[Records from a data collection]
## begin

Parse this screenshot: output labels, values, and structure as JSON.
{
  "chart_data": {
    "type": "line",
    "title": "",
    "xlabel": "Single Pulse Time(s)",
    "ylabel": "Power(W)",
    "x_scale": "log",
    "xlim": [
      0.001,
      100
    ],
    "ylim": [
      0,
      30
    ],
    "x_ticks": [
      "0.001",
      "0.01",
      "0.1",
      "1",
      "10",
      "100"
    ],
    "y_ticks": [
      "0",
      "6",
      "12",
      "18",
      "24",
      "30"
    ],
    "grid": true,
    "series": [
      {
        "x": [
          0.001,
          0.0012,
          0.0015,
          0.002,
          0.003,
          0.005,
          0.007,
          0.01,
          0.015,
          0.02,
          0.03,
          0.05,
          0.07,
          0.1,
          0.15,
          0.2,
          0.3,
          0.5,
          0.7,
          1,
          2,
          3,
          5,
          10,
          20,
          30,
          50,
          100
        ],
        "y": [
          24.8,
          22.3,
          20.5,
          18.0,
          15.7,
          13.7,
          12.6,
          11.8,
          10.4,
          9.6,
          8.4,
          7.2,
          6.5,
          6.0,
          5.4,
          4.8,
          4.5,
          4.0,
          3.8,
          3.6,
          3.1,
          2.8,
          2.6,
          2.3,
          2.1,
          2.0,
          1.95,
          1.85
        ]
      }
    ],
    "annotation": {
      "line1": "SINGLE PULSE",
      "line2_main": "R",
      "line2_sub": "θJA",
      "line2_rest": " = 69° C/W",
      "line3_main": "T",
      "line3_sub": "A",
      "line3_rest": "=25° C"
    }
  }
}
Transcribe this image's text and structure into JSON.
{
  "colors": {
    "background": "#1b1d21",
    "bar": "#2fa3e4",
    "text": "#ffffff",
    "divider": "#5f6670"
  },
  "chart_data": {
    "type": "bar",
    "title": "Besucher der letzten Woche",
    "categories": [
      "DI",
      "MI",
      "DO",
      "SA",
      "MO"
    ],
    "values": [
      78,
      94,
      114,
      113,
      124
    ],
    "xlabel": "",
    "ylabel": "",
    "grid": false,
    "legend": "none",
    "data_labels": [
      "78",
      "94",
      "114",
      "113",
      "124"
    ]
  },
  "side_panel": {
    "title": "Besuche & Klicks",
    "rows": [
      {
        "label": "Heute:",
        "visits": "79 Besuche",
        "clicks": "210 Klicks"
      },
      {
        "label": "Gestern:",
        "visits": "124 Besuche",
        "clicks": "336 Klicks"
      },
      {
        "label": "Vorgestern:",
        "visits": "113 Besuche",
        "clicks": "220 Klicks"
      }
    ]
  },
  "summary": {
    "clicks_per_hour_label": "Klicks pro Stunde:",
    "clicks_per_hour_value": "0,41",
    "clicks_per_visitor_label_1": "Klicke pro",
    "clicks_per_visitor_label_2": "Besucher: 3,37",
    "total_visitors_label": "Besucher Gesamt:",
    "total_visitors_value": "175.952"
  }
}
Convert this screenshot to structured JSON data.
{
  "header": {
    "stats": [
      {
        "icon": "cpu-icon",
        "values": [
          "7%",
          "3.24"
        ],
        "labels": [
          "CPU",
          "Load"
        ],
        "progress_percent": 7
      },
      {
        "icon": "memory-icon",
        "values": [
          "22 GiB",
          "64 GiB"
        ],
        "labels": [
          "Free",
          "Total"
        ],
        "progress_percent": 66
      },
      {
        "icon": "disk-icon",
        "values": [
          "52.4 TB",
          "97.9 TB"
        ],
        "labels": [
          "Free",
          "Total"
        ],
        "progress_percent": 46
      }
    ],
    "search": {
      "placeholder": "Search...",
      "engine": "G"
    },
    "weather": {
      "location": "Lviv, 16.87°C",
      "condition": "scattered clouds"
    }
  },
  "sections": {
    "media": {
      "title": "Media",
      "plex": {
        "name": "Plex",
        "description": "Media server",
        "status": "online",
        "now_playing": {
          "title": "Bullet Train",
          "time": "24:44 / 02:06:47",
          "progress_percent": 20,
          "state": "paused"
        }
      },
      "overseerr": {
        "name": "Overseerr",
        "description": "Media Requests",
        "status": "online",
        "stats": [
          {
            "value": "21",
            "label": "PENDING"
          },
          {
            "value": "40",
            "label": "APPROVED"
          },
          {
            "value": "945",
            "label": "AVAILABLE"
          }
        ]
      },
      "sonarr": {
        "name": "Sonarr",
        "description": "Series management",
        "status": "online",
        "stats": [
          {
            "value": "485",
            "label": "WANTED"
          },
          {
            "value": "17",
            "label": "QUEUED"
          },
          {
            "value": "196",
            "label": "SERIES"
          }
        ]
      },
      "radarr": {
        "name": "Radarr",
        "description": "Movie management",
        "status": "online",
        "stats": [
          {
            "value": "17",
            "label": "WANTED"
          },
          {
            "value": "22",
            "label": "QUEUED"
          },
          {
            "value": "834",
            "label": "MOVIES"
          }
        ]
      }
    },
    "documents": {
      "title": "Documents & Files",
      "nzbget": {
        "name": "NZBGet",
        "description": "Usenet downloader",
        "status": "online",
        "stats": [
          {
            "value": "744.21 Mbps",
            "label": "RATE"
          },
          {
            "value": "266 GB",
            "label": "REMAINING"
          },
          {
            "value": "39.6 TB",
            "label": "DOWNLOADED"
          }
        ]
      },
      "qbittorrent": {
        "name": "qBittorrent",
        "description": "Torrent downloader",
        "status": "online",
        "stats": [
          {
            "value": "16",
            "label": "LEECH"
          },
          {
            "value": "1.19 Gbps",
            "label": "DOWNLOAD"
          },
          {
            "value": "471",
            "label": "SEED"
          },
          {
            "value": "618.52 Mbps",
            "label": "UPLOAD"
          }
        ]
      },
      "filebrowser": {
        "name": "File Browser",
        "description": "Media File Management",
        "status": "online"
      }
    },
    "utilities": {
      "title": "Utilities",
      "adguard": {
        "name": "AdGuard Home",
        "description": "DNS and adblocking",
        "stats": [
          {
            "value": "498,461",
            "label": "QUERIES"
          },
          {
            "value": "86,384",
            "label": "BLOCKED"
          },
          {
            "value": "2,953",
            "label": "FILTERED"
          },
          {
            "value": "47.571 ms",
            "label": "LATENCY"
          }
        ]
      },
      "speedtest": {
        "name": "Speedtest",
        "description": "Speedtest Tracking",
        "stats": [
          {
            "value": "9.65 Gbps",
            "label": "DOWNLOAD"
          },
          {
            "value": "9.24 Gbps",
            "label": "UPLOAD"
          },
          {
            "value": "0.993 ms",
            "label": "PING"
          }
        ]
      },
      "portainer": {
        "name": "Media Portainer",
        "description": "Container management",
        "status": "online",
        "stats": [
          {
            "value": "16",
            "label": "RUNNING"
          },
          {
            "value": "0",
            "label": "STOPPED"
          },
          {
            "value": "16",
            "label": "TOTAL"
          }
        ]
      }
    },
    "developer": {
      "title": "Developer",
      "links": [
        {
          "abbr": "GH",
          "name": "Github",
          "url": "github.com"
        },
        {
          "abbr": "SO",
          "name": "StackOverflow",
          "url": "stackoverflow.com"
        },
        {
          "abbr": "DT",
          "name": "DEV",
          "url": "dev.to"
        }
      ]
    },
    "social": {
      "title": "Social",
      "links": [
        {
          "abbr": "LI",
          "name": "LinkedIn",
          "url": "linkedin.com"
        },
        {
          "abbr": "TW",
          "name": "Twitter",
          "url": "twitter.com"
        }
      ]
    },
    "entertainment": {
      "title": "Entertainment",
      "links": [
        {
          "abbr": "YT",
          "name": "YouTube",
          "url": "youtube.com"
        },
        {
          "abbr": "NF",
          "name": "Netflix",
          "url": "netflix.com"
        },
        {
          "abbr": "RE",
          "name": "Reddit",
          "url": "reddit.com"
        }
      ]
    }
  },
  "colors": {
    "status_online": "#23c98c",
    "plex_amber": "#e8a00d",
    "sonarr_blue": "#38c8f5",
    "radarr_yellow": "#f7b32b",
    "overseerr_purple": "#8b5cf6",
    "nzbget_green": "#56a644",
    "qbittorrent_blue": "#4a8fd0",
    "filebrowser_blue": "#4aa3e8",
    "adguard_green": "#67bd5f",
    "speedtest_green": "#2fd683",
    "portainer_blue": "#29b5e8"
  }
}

## end

What to do: Collect each line containing the string "screenshot".

Solution below:
Parse this screenshot: output labels, values, and structure as JSON.
Convert this screenshot to structured JSON data.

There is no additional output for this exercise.